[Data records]

-----

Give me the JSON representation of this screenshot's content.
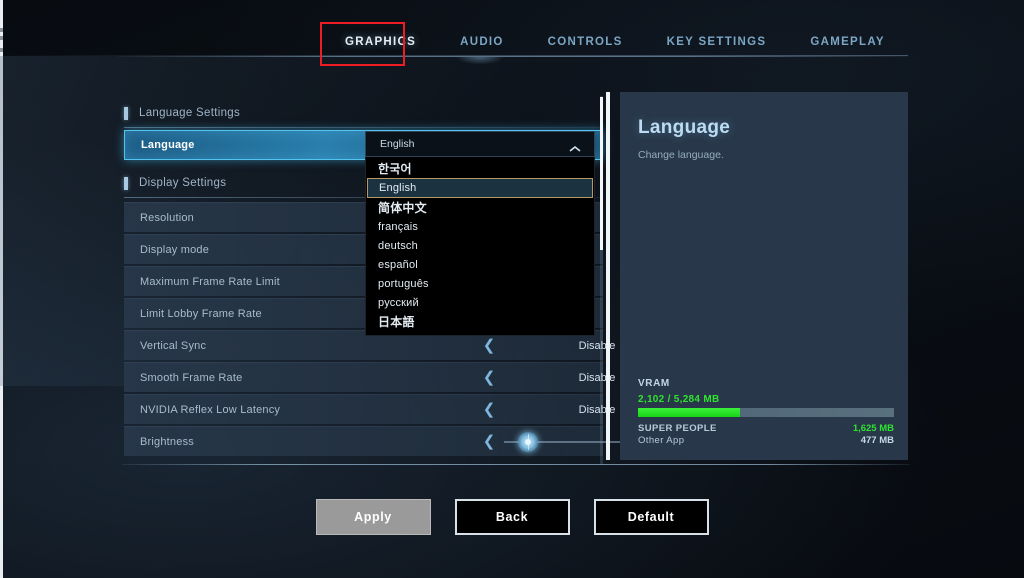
{
  "tabs": [
    {
      "label": "GRAPHICS",
      "active": true
    },
    {
      "label": "AUDIO",
      "active": false
    },
    {
      "label": "CONTROLS",
      "active": false
    },
    {
      "label": "KEY SETTINGS",
      "active": false
    },
    {
      "label": "GAMEPLAY",
      "active": false
    }
  ],
  "sections": [
    {
      "title": "Language Settings",
      "rows": [
        {
          "label": "Language",
          "type": "dropdown",
          "active": true
        }
      ]
    },
    {
      "title": "Display Settings",
      "rows": [
        {
          "label": "Resolution",
          "type": "stepper",
          "value": ""
        },
        {
          "label": "Display mode",
          "type": "stepper",
          "value": ""
        },
        {
          "label": "Maximum Frame Rate Limit",
          "type": "stepper",
          "value": ""
        },
        {
          "label": "Limit Lobby Frame Rate",
          "type": "stepper",
          "value": ""
        },
        {
          "label": "Vertical Sync",
          "type": "stepper",
          "value": "Disable"
        },
        {
          "label": "Smooth Frame Rate",
          "type": "stepper",
          "value": "Disable"
        },
        {
          "label": "NVIDIA Reflex Low Latency",
          "type": "stepper",
          "value": "Disable"
        },
        {
          "label": "Brightness",
          "type": "slider",
          "value": "2.2"
        }
      ]
    }
  ],
  "dropdown": {
    "selected_label": "English",
    "expanded": true,
    "chevron": "chevron-up-icon",
    "options": [
      {
        "label": "한국어",
        "selected": false,
        "cjk": true
      },
      {
        "label": "English",
        "selected": true,
        "cjk": false
      },
      {
        "label": "简体中文",
        "selected": false,
        "cjk": true
      },
      {
        "label": "français",
        "selected": false,
        "cjk": false
      },
      {
        "label": "deutsch",
        "selected": false,
        "cjk": false
      },
      {
        "label": "español",
        "selected": false,
        "cjk": false
      },
      {
        "label": "português",
        "selected": false,
        "cjk": false
      },
      {
        "label": "русский",
        "selected": false,
        "cjk": false
      },
      {
        "label": "日本語",
        "selected": false,
        "cjk": true
      }
    ]
  },
  "info": {
    "title": "Language",
    "description": "Change language.",
    "vram": {
      "heading": "VRAM",
      "usage_text": "2,102 / 5,284 MB",
      "used_mb": 2102,
      "total_mb": 5284,
      "fill_percent": 39.8,
      "entries": [
        {
          "name": "SUPER PEOPLE",
          "value": "1,625 MB",
          "highlight": true
        },
        {
          "name": "Other App",
          "value": "477 MB",
          "highlight": false
        }
      ]
    }
  },
  "footer": {
    "apply_label": "Apply",
    "back_label": "Back",
    "default_label": "Default"
  },
  "colors": {
    "accent_cyan": "#53c3f0",
    "highlight_blue": "#2a7fad",
    "vram_green": "#2fe22f",
    "annotation_red": "#ee1c24",
    "panel_bg": "#28384a"
  }
}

-----

The problem => Scan the material above for the word "English". Copy each line where it occurs.

Exercise solution =>
    "selected_label": "English",
        "label": "English",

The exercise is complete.